Exercise requirements – Beginning with the line containing "Parse this screenshot: output" and ending with the last line of the records, set down every line exactly.

Records for the exercise –

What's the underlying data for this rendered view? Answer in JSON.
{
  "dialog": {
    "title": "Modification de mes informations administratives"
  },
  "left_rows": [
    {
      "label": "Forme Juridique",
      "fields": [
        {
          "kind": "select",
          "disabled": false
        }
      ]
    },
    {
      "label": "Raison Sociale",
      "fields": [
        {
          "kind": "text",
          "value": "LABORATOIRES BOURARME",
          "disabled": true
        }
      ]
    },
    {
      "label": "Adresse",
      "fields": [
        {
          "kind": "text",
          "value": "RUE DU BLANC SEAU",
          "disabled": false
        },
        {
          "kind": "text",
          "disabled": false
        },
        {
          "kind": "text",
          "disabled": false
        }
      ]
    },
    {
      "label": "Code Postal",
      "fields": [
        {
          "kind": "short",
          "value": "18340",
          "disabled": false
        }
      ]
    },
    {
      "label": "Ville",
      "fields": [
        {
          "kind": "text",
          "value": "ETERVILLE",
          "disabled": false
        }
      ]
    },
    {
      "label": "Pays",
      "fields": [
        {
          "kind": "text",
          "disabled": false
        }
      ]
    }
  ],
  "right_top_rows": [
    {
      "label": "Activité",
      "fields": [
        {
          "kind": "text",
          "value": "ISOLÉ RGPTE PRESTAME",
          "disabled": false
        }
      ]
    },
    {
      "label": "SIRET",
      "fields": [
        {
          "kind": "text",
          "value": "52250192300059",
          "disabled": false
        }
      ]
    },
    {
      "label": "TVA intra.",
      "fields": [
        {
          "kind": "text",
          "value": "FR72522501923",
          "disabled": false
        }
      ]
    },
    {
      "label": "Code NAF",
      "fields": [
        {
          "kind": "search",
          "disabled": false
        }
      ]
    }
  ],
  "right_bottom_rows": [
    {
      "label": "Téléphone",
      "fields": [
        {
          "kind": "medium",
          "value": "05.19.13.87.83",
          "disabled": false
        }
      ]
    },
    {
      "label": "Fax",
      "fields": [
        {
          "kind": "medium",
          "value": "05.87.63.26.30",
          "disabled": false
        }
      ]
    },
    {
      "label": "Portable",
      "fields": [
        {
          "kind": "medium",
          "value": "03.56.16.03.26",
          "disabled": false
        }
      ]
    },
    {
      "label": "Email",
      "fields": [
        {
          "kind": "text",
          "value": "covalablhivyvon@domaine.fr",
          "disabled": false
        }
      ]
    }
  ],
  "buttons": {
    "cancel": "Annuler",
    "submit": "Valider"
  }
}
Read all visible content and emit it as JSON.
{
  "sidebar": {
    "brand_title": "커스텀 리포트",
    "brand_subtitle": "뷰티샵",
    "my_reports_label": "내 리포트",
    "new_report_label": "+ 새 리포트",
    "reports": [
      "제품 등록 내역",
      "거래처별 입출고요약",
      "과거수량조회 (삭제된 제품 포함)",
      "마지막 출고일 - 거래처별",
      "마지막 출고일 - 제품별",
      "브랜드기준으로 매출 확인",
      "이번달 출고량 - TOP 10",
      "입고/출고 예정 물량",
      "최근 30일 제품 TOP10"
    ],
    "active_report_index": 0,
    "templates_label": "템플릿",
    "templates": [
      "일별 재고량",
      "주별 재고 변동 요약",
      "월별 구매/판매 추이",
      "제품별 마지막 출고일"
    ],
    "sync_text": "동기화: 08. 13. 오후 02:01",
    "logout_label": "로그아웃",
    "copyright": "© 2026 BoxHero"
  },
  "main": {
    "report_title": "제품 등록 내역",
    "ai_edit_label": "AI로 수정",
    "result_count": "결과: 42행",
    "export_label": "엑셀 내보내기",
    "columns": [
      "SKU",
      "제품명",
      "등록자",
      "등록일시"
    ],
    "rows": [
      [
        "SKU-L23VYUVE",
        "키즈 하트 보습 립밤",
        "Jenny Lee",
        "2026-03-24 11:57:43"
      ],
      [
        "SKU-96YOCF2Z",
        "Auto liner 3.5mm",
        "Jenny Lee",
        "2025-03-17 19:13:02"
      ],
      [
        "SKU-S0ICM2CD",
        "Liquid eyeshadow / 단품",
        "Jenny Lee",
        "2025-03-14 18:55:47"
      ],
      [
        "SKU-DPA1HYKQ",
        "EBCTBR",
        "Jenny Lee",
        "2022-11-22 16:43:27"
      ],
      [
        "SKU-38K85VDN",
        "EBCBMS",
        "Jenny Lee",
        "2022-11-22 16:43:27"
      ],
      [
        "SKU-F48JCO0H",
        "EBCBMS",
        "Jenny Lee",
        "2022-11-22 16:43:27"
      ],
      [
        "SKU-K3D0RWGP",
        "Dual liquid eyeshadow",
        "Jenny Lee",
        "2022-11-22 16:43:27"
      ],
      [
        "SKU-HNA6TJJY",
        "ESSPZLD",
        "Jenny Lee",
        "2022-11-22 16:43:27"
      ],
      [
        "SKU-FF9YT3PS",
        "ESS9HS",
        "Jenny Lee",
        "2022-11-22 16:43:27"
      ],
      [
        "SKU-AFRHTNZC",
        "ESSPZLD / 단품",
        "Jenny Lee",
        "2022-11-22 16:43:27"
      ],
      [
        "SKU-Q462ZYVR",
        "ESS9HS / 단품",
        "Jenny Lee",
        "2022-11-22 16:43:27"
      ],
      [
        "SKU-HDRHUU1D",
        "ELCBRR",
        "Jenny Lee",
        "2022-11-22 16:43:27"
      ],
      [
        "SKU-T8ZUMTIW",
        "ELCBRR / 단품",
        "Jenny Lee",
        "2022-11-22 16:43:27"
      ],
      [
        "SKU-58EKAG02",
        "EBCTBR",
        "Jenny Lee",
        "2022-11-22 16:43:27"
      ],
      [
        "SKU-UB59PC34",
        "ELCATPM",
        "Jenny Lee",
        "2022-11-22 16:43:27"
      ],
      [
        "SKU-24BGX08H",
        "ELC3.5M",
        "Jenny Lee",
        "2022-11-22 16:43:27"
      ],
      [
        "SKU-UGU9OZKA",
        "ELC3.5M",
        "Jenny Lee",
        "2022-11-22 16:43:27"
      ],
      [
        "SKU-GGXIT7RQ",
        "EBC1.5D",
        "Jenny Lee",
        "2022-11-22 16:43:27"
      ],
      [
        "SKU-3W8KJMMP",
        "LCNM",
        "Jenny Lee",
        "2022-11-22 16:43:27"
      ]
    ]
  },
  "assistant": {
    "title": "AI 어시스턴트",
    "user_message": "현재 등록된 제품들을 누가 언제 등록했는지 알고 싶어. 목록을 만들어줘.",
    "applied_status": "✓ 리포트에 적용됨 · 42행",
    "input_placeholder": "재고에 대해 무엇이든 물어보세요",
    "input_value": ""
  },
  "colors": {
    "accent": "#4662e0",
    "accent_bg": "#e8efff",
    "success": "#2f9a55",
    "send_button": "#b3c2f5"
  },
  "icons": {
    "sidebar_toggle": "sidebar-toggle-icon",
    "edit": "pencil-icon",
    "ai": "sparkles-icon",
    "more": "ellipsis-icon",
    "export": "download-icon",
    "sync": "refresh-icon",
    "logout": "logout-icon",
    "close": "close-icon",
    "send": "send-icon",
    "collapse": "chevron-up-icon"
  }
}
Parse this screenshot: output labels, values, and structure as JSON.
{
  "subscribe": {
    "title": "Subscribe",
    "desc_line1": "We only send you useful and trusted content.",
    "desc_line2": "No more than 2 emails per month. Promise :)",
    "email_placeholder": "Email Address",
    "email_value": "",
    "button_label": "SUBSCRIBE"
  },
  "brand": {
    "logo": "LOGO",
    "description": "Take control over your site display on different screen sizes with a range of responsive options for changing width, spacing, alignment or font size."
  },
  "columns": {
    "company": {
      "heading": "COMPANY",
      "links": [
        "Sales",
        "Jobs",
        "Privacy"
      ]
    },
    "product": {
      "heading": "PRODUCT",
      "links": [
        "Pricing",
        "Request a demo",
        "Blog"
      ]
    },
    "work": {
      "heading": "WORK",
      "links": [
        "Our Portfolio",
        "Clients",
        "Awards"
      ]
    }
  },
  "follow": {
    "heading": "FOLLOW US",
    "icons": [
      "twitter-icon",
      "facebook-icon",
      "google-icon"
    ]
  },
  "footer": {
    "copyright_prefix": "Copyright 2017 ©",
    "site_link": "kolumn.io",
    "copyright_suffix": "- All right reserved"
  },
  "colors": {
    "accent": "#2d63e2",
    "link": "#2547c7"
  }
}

Solution for this exercise –
Parse this screenshot: output labels, values, and structure as JSON.
{
  "subscribe": {
    "title": "Subscribe",
    "desc_line1": "We only send you useful and trusted content.",
    "desc_line2": "No more than 2 emails per month. Promise :)",
    "email_placeholder": "Email Address",
    "email_value": "",
    "button_label": "SUBSCRIBE"
  },
  "brand": {
    "logo": "LOGO",
    "description": "Take control over your site display on different screen sizes with a range of responsive options for changing width, spacing, alignment or font size."
  },
  "columns": {
    "company": {
      "heading": "COMPANY",
      "links": [
        "Sales",
        "Jobs",
        "Privacy"
      ]
    },
    "product": {
      "heading": "PRODUCT",
      "links": [
        "Pricing",
        "Request a demo",
        "Blog"
      ]
    },
    "work": {
      "heading": "WORK",
      "links": [
        "Our Portfolio",
        "Clients",
        "Awards"
      ]
    }
  },
  "follow": {
    "heading": "FOLLOW US",
    "icons": [
      "twitter-icon",
      "facebook-icon",
      "google-icon"
    ]
  },
  "footer": {
    "copyright_prefix": "Copyright 2017 ©",
    "site_link": "kolumn.io",
    "copyright_suffix": "- All right reserved"
  },
  "colors": {
    "accent": "#2d63e2",
    "link": "#2547c7"
  }
}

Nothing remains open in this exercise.